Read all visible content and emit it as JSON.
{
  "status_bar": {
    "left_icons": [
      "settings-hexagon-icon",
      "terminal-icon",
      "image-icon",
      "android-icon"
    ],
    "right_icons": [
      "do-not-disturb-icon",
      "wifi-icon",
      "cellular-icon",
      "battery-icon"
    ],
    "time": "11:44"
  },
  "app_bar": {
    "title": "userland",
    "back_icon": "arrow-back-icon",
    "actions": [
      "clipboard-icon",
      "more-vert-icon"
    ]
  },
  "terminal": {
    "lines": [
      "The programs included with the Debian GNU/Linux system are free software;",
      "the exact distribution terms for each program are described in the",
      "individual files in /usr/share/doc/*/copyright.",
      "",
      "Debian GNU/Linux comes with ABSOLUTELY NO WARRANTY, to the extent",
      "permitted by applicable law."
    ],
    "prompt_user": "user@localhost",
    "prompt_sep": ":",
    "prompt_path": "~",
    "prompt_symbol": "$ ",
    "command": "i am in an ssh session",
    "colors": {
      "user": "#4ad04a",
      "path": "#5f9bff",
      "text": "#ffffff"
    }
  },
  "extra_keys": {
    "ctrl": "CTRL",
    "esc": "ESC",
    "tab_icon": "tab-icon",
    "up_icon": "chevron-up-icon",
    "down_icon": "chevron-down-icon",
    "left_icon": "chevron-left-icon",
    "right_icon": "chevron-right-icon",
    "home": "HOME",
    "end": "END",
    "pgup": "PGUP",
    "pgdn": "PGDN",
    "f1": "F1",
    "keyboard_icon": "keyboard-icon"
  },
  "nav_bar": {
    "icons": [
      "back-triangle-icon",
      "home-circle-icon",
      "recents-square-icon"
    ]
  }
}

....

**TASK GOAL**
Print the material once more, exactly.

**TASK ANSWER**
Read all visible content and emit it as JSON.
{
  "status_bar": {
    "left_icons": [
      "settings-hexagon-icon",
      "terminal-icon",
      "image-icon",
      "android-icon"
    ],
    "right_icons": [
      "do-not-disturb-icon",
      "wifi-icon",
      "cellular-icon",
      "battery-icon"
    ],
    "time": "11:44"
  },
  "app_bar": {
    "title": "userland",
    "back_icon": "arrow-back-icon",
    "actions": [
      "clipboard-icon",
      "more-vert-icon"
    ]
  },
  "terminal": {
    "lines": [
      "The programs included with the Debian GNU/Linux system are free software;",
      "the exact distribution terms for each program are described in the",
      "individual files in /usr/share/doc/*/copyright.",
      "",
      "Debian GNU/Linux comes with ABSOLUTELY NO WARRANTY, to the extent",
      "permitted by applicable law."
    ],
    "prompt_user": "user@localhost",
    "prompt_sep": ":",
    "prompt_path": "~",
    "prompt_symbol": "$ ",
    "command": "i am in an ssh session",
    "colors": {
      "user": "#4ad04a",
      "path": "#5f9bff",
      "text": "#ffffff"
    }
  },
  "extra_keys": {
    "ctrl": "CTRL",
    "esc": "ESC",
    "tab_icon": "tab-icon",
    "up_icon": "chevron-up-icon",
    "down_icon": "chevron-down-icon",
    "left_icon": "chevron-left-icon",
    "right_icon": "chevron-right-icon",
    "home": "HOME",
    "end": "END",
    "pgup": "PGUP",
    "pgdn": "PGDN",
    "f1": "F1",
    "keyboard_icon": "keyboard-icon"
  },
  "nav_bar": {
    "icons": [
      "back-triangle-icon",
      "home-circle-icon",
      "recents-square-icon"
    ]
  }
}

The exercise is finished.